*EXERCISE TASK:* For each line in the data below that holds "with", return a copy.

(Chart and figure data)
--- BEGIN ---

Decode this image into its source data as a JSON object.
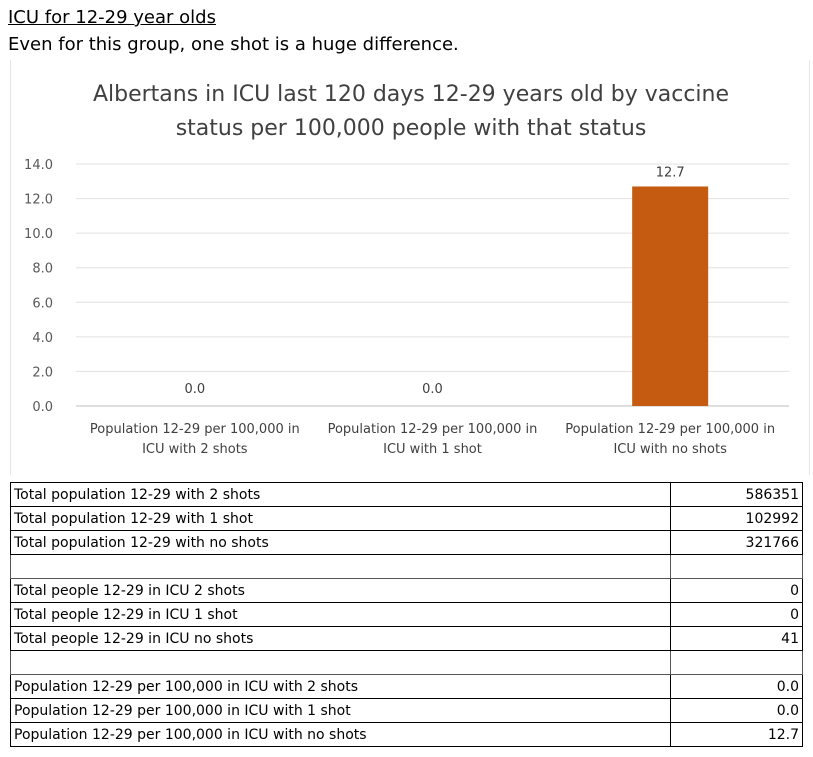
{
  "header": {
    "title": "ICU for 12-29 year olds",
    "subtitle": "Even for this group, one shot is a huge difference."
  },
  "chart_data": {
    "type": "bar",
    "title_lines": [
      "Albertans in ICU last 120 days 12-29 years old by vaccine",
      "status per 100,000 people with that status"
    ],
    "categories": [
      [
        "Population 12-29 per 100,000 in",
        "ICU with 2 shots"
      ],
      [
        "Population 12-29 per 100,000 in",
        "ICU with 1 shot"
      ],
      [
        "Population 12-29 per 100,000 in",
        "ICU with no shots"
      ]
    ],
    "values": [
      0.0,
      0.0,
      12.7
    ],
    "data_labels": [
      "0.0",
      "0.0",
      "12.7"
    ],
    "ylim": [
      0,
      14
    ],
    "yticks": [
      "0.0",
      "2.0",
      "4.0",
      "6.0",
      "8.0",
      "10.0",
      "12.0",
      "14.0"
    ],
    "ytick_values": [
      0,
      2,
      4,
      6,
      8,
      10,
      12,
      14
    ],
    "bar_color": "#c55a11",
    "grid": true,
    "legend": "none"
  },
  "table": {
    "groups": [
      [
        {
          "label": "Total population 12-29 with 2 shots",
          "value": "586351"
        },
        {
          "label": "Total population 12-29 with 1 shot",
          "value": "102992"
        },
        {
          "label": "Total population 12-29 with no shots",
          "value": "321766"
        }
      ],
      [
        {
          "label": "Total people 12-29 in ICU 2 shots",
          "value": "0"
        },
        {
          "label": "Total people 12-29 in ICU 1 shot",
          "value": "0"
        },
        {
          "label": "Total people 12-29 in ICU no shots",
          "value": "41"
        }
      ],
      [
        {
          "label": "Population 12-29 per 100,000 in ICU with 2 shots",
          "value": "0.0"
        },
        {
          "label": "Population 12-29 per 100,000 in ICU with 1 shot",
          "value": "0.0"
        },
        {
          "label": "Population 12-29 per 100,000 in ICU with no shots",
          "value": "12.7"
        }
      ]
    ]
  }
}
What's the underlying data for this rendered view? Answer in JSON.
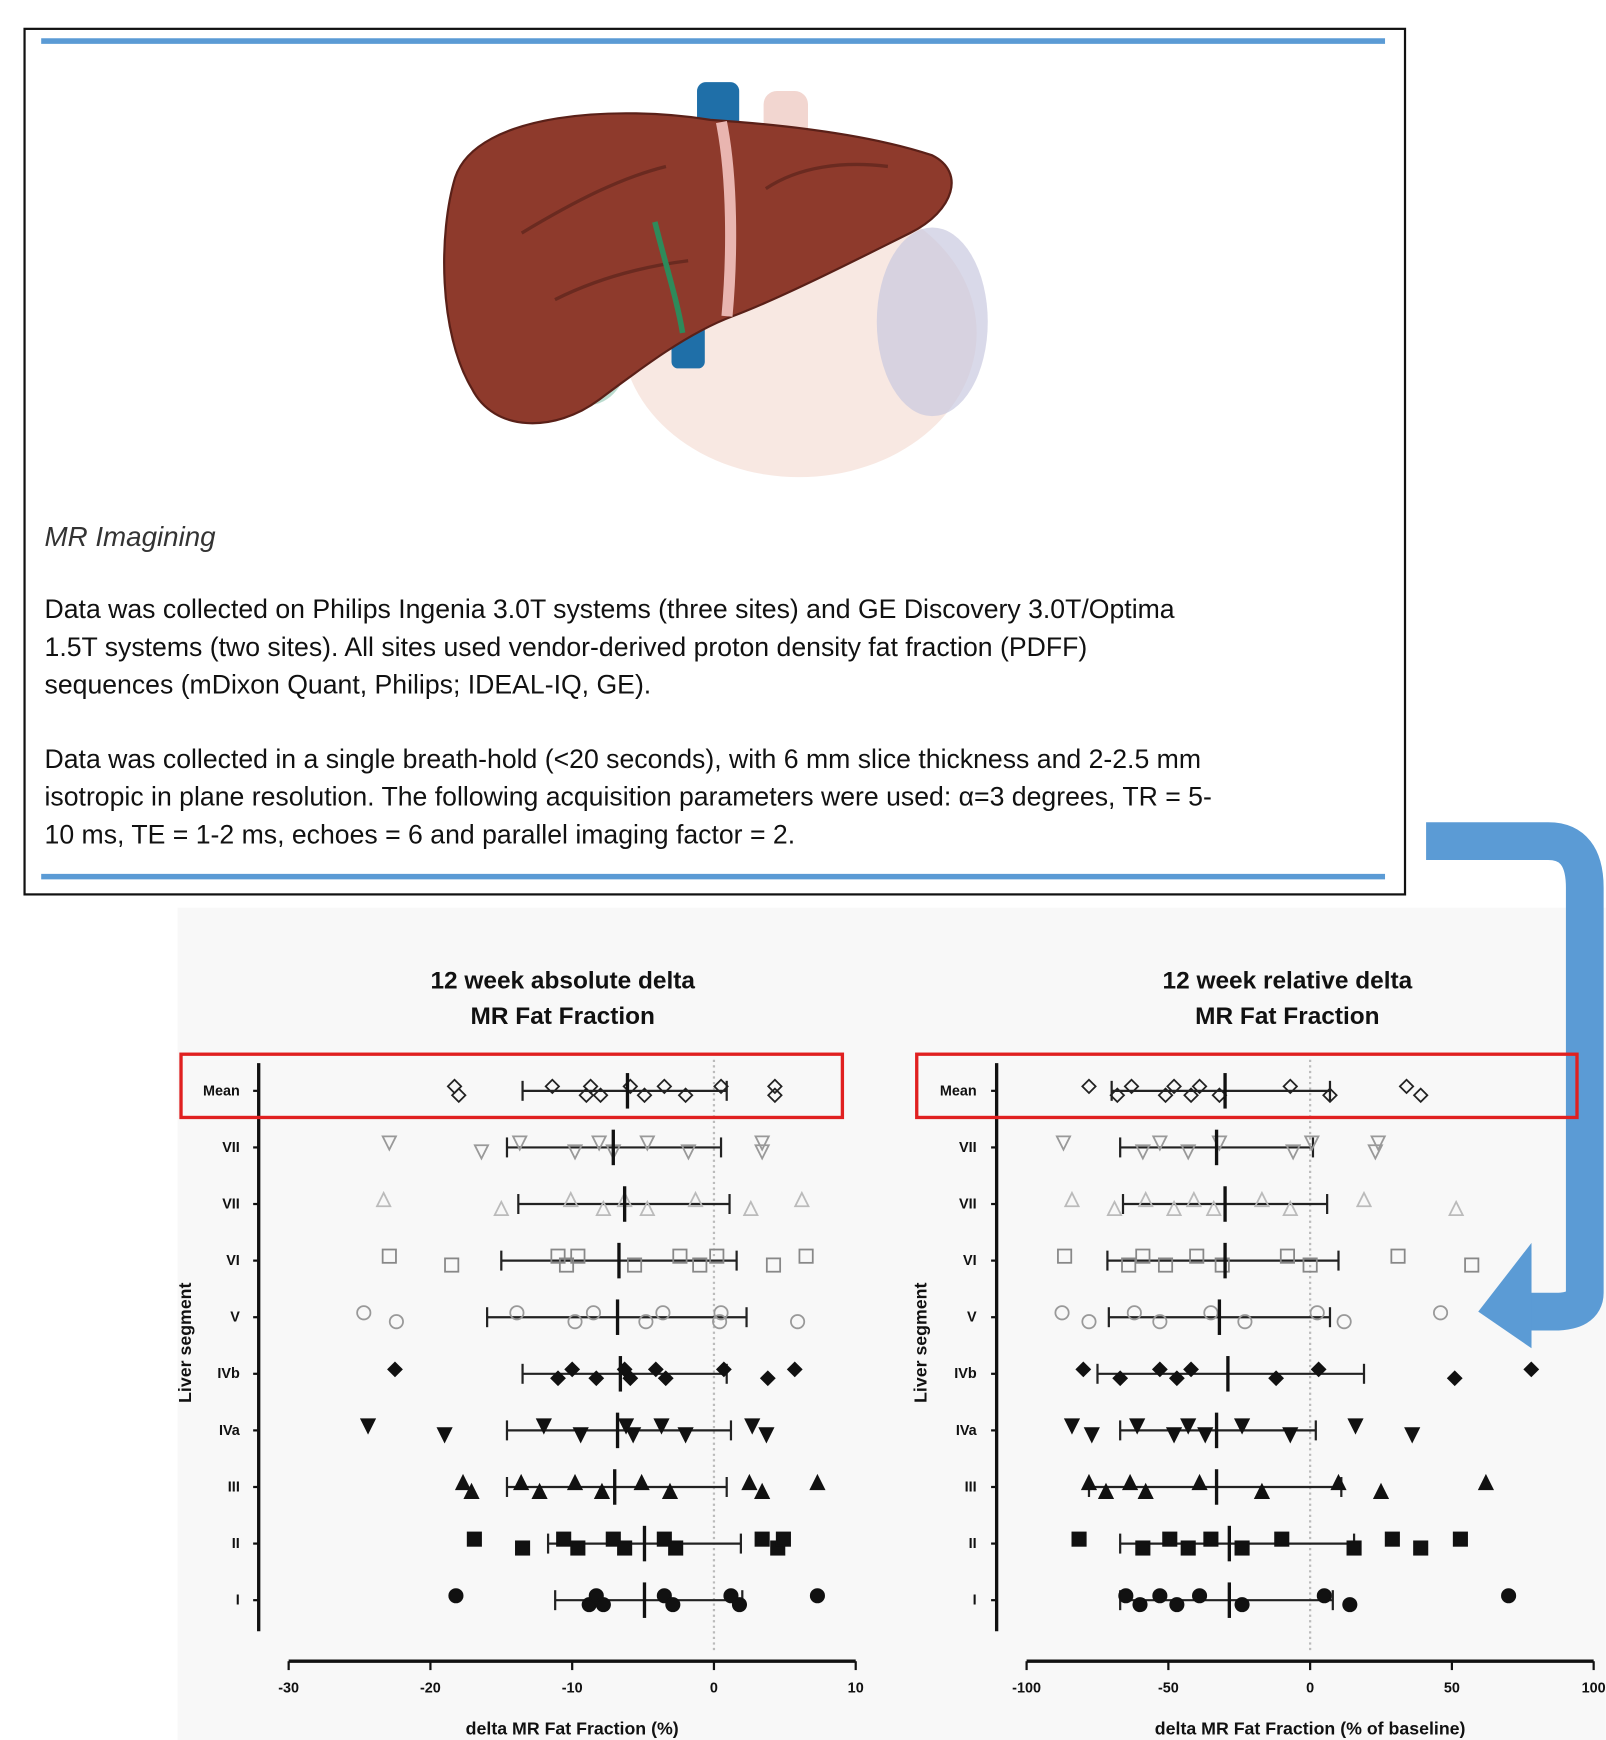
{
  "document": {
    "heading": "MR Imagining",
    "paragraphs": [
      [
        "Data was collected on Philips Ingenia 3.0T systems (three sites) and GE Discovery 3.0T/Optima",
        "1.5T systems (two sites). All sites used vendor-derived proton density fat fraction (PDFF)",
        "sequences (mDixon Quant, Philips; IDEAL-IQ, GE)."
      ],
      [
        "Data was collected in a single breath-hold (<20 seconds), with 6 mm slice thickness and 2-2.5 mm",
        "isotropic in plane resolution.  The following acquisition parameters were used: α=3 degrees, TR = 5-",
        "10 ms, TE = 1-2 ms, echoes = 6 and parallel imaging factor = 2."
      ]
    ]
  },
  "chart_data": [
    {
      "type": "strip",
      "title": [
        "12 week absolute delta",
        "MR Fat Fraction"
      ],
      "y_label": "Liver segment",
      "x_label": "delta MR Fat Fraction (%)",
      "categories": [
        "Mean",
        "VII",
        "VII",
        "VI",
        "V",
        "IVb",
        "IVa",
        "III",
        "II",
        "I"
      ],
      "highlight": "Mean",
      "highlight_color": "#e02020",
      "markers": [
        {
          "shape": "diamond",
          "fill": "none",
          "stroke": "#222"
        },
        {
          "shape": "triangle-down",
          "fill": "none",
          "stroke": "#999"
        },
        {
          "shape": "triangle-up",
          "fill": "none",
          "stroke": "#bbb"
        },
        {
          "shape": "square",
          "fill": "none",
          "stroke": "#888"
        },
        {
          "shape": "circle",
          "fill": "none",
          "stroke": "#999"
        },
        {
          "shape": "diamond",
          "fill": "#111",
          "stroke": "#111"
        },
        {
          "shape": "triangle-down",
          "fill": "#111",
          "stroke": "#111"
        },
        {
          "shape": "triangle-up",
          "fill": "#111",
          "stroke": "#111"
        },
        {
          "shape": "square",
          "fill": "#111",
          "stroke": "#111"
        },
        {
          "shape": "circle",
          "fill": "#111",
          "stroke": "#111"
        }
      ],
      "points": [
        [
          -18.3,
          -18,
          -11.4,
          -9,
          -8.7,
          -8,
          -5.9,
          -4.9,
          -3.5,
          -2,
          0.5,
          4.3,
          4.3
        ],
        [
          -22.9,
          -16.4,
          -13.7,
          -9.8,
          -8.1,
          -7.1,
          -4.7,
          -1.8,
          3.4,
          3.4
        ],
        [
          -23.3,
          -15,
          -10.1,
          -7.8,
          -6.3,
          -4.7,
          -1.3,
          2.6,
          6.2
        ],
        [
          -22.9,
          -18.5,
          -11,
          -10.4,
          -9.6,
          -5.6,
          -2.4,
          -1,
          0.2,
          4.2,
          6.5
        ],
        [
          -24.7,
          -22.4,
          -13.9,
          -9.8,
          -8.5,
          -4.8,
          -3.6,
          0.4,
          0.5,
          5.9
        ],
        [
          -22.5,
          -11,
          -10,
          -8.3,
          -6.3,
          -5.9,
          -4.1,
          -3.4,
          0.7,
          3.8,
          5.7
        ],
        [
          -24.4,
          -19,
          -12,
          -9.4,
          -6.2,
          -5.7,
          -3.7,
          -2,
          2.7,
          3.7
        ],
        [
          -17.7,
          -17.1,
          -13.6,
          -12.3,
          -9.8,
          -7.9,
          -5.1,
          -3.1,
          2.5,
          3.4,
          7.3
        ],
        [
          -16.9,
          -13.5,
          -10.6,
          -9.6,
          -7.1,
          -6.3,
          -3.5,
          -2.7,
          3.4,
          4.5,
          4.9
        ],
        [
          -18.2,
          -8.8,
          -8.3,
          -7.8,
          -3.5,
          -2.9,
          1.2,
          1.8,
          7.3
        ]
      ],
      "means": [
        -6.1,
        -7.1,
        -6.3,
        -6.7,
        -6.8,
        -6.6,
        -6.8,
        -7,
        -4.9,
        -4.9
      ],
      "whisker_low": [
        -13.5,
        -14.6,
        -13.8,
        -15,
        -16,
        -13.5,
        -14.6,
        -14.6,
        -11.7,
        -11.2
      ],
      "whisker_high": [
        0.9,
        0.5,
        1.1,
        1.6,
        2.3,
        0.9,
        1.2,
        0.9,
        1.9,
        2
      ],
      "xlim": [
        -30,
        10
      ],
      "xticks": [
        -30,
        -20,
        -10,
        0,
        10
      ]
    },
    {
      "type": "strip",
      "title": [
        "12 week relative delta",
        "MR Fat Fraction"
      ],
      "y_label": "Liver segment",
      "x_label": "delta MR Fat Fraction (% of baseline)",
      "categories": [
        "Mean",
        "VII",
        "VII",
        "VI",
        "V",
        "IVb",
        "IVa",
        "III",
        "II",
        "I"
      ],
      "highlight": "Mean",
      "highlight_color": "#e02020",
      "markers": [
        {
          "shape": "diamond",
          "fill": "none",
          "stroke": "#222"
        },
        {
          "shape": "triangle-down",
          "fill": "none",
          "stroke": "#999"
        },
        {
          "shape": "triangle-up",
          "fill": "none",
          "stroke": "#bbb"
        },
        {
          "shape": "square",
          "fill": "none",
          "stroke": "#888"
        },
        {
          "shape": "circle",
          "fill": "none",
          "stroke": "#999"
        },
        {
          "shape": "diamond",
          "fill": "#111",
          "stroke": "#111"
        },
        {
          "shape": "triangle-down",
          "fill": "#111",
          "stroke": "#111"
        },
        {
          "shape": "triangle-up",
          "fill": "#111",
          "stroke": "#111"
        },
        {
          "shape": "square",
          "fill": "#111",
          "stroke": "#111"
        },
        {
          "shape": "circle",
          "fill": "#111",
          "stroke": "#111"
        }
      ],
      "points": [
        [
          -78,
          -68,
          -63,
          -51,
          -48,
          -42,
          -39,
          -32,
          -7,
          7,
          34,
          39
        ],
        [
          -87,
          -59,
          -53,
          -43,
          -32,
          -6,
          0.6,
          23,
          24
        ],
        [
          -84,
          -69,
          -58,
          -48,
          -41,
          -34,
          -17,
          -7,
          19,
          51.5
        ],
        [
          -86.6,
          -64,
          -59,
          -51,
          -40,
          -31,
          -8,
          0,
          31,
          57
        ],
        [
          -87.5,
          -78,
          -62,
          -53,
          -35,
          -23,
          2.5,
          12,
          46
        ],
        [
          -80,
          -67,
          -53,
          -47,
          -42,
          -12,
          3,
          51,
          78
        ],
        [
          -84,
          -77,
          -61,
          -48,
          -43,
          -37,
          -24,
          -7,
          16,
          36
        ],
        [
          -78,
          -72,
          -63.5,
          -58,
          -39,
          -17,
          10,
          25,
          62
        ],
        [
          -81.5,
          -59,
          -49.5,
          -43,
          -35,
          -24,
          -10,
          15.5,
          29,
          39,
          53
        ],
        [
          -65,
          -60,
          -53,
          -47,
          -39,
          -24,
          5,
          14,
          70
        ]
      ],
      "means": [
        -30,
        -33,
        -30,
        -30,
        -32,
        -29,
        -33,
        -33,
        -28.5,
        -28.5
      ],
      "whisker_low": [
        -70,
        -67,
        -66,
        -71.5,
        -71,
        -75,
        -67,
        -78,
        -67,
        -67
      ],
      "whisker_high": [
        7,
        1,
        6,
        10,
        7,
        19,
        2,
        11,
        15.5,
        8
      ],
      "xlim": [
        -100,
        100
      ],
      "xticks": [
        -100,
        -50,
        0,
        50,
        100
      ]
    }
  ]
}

--- END ---

*ANSWER FOR THIS EXERCISE:*
      "status per 100,000 people with that status"
        "ICU with 2 shots"
        "ICU with 1 shot"
        "ICU with no shots"
          "label": "Total population 12-29 with 2 shots",
          "label": "Total population 12-29 with 1 shot",
          "label": "Total population 12-29 with no shots",
          "label": "Population 12-29 per 100,000 in ICU with 2 shots",
          "label": "Population 12-29 per 100,000 in ICU with 1 shot",
          "label": "Population 12-29 per 100,000 in ICU with no shots",
        "Data was collected in a single breath-hold (<20 seconds), with 6 mm slice thickness and 2-2.5 mm",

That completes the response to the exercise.